Can you restate the records below word for word?
— start Given records —
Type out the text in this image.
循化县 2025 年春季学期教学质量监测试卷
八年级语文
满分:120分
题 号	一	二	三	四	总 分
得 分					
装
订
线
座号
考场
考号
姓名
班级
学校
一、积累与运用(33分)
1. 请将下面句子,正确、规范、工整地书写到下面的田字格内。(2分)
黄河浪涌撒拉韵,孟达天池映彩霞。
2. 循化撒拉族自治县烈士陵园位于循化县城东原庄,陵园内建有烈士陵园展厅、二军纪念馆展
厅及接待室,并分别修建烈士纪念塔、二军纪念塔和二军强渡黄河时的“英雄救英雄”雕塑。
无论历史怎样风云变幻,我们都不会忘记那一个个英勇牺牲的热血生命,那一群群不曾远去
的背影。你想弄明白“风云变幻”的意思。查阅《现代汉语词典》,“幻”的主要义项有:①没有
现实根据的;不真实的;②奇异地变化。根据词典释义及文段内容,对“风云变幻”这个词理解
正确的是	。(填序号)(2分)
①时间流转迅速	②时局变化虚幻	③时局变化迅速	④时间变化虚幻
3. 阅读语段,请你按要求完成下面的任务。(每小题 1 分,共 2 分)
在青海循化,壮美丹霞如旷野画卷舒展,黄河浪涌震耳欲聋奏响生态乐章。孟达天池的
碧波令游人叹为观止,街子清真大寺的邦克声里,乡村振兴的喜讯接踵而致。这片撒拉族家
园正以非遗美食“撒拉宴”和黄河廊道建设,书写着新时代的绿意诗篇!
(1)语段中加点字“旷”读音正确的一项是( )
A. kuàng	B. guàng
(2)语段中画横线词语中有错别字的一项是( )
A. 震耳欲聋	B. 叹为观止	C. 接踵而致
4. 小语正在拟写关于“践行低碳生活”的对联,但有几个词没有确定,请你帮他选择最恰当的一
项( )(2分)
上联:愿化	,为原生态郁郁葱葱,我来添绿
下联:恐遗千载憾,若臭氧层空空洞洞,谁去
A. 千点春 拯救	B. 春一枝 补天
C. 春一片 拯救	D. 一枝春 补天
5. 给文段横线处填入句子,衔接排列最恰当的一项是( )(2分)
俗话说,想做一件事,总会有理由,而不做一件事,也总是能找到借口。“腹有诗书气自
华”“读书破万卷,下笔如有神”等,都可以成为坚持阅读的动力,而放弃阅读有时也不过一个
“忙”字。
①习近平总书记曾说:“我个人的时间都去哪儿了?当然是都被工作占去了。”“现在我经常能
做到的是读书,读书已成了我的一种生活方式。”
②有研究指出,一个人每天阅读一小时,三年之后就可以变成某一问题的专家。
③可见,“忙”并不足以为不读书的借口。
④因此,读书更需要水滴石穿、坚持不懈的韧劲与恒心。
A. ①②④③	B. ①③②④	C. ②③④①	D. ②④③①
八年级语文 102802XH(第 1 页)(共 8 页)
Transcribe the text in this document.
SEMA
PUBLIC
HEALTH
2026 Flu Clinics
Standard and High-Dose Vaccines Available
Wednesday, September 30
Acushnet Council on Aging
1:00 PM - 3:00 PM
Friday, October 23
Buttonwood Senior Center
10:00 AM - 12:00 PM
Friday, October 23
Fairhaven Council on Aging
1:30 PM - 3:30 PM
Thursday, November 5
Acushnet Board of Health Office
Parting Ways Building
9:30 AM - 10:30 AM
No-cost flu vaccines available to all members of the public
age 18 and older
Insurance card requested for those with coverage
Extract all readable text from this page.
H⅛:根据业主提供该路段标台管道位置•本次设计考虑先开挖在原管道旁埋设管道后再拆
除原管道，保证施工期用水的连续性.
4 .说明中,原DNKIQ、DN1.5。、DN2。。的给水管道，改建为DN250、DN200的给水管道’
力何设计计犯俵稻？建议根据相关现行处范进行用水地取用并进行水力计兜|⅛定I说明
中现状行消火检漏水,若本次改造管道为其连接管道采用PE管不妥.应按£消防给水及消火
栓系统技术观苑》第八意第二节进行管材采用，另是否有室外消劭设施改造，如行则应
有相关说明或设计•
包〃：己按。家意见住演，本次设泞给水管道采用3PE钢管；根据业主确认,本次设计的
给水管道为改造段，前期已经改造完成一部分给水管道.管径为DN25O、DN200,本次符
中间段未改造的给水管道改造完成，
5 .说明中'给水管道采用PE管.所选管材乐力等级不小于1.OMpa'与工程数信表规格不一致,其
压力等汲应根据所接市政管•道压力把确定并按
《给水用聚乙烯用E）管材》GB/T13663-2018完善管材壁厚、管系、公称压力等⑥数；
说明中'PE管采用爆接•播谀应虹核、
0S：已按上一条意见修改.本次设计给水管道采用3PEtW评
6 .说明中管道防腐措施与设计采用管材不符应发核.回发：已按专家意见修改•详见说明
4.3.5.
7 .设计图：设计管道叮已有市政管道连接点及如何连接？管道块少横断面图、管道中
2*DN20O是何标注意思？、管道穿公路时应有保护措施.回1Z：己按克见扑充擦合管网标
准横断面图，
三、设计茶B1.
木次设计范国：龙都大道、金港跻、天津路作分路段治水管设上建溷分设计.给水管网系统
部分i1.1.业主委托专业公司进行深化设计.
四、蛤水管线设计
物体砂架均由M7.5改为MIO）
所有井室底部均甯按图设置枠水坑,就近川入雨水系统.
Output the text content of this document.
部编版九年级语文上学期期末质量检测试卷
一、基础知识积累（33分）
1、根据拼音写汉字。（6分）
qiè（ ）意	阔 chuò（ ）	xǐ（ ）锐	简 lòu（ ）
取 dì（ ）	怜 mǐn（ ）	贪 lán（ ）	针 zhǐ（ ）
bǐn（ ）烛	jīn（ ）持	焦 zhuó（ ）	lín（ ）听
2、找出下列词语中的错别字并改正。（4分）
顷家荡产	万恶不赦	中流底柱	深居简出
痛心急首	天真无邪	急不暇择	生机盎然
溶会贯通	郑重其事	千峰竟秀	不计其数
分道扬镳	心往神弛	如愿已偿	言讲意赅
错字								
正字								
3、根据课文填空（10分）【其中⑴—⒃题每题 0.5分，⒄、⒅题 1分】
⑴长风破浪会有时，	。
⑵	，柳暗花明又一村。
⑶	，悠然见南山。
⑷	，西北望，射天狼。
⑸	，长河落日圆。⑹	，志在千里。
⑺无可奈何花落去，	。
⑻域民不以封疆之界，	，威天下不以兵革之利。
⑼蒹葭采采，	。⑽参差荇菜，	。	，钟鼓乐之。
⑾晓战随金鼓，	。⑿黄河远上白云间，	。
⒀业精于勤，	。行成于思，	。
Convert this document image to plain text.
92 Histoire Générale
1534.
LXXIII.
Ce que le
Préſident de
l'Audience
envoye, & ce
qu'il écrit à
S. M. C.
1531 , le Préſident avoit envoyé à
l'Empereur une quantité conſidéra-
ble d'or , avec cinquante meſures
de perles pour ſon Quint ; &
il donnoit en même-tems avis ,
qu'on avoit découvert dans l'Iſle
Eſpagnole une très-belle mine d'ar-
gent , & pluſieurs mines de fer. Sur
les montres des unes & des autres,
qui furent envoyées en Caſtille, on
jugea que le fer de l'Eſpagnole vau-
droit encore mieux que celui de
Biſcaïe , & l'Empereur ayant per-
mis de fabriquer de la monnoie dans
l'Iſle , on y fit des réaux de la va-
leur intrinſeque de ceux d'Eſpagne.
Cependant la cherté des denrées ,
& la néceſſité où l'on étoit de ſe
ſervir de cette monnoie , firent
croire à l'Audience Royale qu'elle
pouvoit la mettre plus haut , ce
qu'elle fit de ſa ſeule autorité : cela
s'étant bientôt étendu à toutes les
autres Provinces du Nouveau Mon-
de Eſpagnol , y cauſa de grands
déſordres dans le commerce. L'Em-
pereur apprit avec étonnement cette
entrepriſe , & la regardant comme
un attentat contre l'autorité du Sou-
— end Given records —
Answer to the task =
Type out the text in this image.
循化县 2025 年春季学期教学质量监测试卷
八年级语文
满分:120分
题 号	一	二	三	四	总 分
得 分					
装
订
线
座号
考场
考号
姓名
班级
学校
一、积累与运用(33分)
1. 请将下面句子,正确、规范、工整地书写到下面的田字格内。(2分)
黄河浪涌撒拉韵,孟达天池映彩霞。
2. 循化撒拉族自治县烈士陵园位于循化县城东原庄,陵园内建有烈士陵园展厅、二军纪念馆展
厅及接待室,并分别修建烈士纪念塔、二军纪念塔和二军强渡黄河时的“英雄救英雄”雕塑。
无论历史怎样风云变幻,我们都不会忘记那一个个英勇牺牲的热血生命,那一群群不曾远去
的背影。你想弄明白“风云变幻”的意思。查阅《现代汉语词典》,“幻”的主要义项有:①没有
现实根据的;不真实的;②奇异地变化。根据词典释义及文段内容,对“风云变幻”这个词理解
正确的是	。(填序号)(2分)
①时间流转迅速	②时局变化虚幻	③时局变化迅速	④时间变化虚幻
3. 阅读语段,请你按要求完成下面的任务。(每小题 1 分,共 2 分)
在青海循化,壮美丹霞如旷野画卷舒展,黄河浪涌震耳欲聋奏响生态乐章。孟达天池的
碧波令游人叹为观止,街子清真大寺的邦克声里,乡村振兴的喜讯接踵而致。这片撒拉族家
园正以非遗美食“撒拉宴”和黄河廊道建设,书写着新时代的绿意诗篇!
(1)语段中加点字“旷”读音正确的一项是( )
A. kuàng	B. guàng
(2)语段中画横线词语中有错别字的一项是( )
A. 震耳欲聋	B. 叹为观止	C. 接踵而致
4. 小语正在拟写关于“践行低碳生活”的对联,但有几个词没有确定,请你帮他选择最恰当的一
项( )(2分)
上联:愿化	,为原生态郁郁葱葱,我来添绿
下联:恐遗千载憾,若臭氧层空空洞洞,谁去
A. 千点春 拯救	B. 春一枝 补天
C. 春一片 拯救	D. 一枝春 补天
5. 给文段横线处填入句子,衔接排列最恰当的一项是( )(2分)
俗话说,想做一件事,总会有理由,而不做一件事,也总是能找到借口。“腹有诗书气自
华”“读书破万卷,下笔如有神”等,都可以成为坚持阅读的动力,而放弃阅读有时也不过一个
“忙”字。
①习近平总书记曾说:“我个人的时间都去哪儿了?当然是都被工作占去了。”“现在我经常能
做到的是读书,读书已成了我的一种生活方式。”
②有研究指出,一个人每天阅读一小时,三年之后就可以变成某一问题的专家。
③可见,“忙”并不足以为不读书的借口。
④因此,读书更需要水滴石穿、坚持不懈的韧劲与恒心。
A. ①②④③	B. ①③②④	C. ②③④①	D. ②④③①
八年级语文 102802XH(第 1 页)(共 8 页)
Transcribe the text in this document.
SEMA
PUBLIC
HEALTH
2026 Flu Clinics
Standard and High-Dose Vaccines Available
Wednesday, September 30
Acushnet Council on Aging
1:00 PM - 3:00 PM
Friday, October 23
Buttonwood Senior Center
10:00 AM - 12:00 PM
Friday, October 23
Fairhaven Council on Aging
1:30 PM - 3:30 PM
Thursday, November 5
Acushnet Board of Health Office
Parting Ways Building
9:30 AM - 10:30 AM
No-cost flu vaccines available to all members of the public
age 18 and older
Insurance card requested for those with coverage
Extract all readable text from this page.
H⅛:根据业主提供该路段标台管道位置•本次设计考虑先开挖在原管道旁埋设管道后再拆
除原管道，保证施工期用水的连续性.
4 .说明中,原DNKIQ、DN1.5。、DN2。。的给水管道，改建为DN250、DN200的给水管道’
力何设计计犯俵稻？建议根据相关现行处范进行用水地取用并进行水力计兜|⅛定I说明
中现状行消火检漏水,若本次改造管道为其连接管道采用PE管不妥.应按£消防给水及消火
栓系统技术观苑》第八意第二节进行管材采用，另是否有室外消劭设施改造，如行则应
有相关说明或设计•
包〃：己按。家意见住演，本次设泞给水管道采用3PE钢管；根据业主确认,本次设计的
给水管道为改造段，前期已经改造完成一部分给水管道.管径为DN25O、DN200,本次符
中间段未改造的给水管道改造完成，
5 .说明中'给水管道采用PE管.所选管材乐力等级不小于1.OMpa'与工程数信表规格不一致,其
压力等汲应根据所接市政管•道压力把确定并按
《给水用聚乙烯用E）管材》GB/T13663-2018完善管材壁厚、管系、公称压力等⑥数；
说明中'PE管采用爆接•播谀应虹核、
0S：已按上一条意见修改.本次设计给水管道采用3PEtW评
6 .说明中管道防腐措施与设计采用管材不符应发核.回发：已按专家意见修改•详见说明
4.3.5.
7 .设计图：设计管道叮已有市政管道连接点及如何连接？管道块少横断面图、管道中
2*DN20O是何标注意思？、管道穿公路时应有保护措施.回1Z：己按克见扑充擦合管网标
准横断面图，
三、设计茶B1.
木次设计范国：龙都大道、金港跻、天津路作分路段治水管设上建溷分设计.给水管网系统
部分i1.1.业主委托专业公司进行深化设计.
四、蛤水管线设计
物体砂架均由M7.5改为MIO）
所有井室底部均甯按图设置枠水坑,就近川入雨水系统.
Output the text content of this document.
部编版九年级语文上学期期末质量检测试卷
一、基础知识积累（33分）
1、根据拼音写汉字。（6分）
qiè（ ）意	阔 chuò（ ）	xǐ（ ）锐	简 lòu（ ）
取 dì（ ）	怜 mǐn（ ）	贪 lán（ ）	针 zhǐ（ ）
bǐn（ ）烛	jīn（ ）持	焦 zhuó（ ）	lín（ ）听
2、找出下列词语中的错别字并改正。（4分）
顷家荡产	万恶不赦	中流底柱	深居简出
痛心急首	天真无邪	急不暇择	生机盎然
溶会贯通	郑重其事	千峰竟秀	不计其数
分道扬镳	心往神弛	如愿已偿	言讲意赅
错字								
正字								
3、根据课文填空（10分）【其中⑴—⒃题每题 0.5分，⒄、⒅题 1分】
⑴长风破浪会有时，	。
⑵	，柳暗花明又一村。
⑶	，悠然见南山。
⑷	，西北望，射天狼。
⑸	，长河落日圆。⑹	，志在千里。
⑺无可奈何花落去，	。
⑻域民不以封疆之界，	，威天下不以兵革之利。
⑼蒹葭采采，	。⑽参差荇菜，	。	，钟鼓乐之。
⑾晓战随金鼓，	。⑿黄河远上白云间，	。
⒀业精于勤，	。行成于思，	。
Convert this document image to plain text.
92 Histoire Générale
1534.
LXXIII.
Ce que le
Préſident de
l'Audience
envoye, & ce
qu'il écrit à
S. M. C.
1531 , le Préſident avoit envoyé à
l'Empereur une quantité conſidéra-
ble d'or , avec cinquante meſures
de perles pour ſon Quint ; &
il donnoit en même-tems avis ,
qu'on avoit découvert dans l'Iſle
Eſpagnole une très-belle mine d'ar-
gent , & pluſieurs mines de fer. Sur
les montres des unes & des autres,
qui furent envoyées en Caſtille, on
jugea que le fer de l'Eſpagnole vau-
droit encore mieux que celui de
Biſcaïe , & l'Empereur ayant per-
mis de fabriquer de la monnoie dans
l'Iſle , on y fit des réaux de la va-
leur intrinſeque de ceux d'Eſpagne.
Cependant la cherté des denrées ,
& la néceſſité où l'on étoit de ſe
ſervir de cette monnoie , firent
croire à l'Audience Royale qu'elle
pouvoit la mettre plus haut , ce
qu'elle fit de ſa ſeule autorité : cela
s'étant bientôt étendu à toutes les
autres Provinces du Nouveau Mon-
de Eſpagnol , y cauſa de grands
déſordres dans le commerce. L'Em-
pereur apprit avec étonnement cette
entrepriſe , & la regardant comme
un attentat contre l'autorité du Sou-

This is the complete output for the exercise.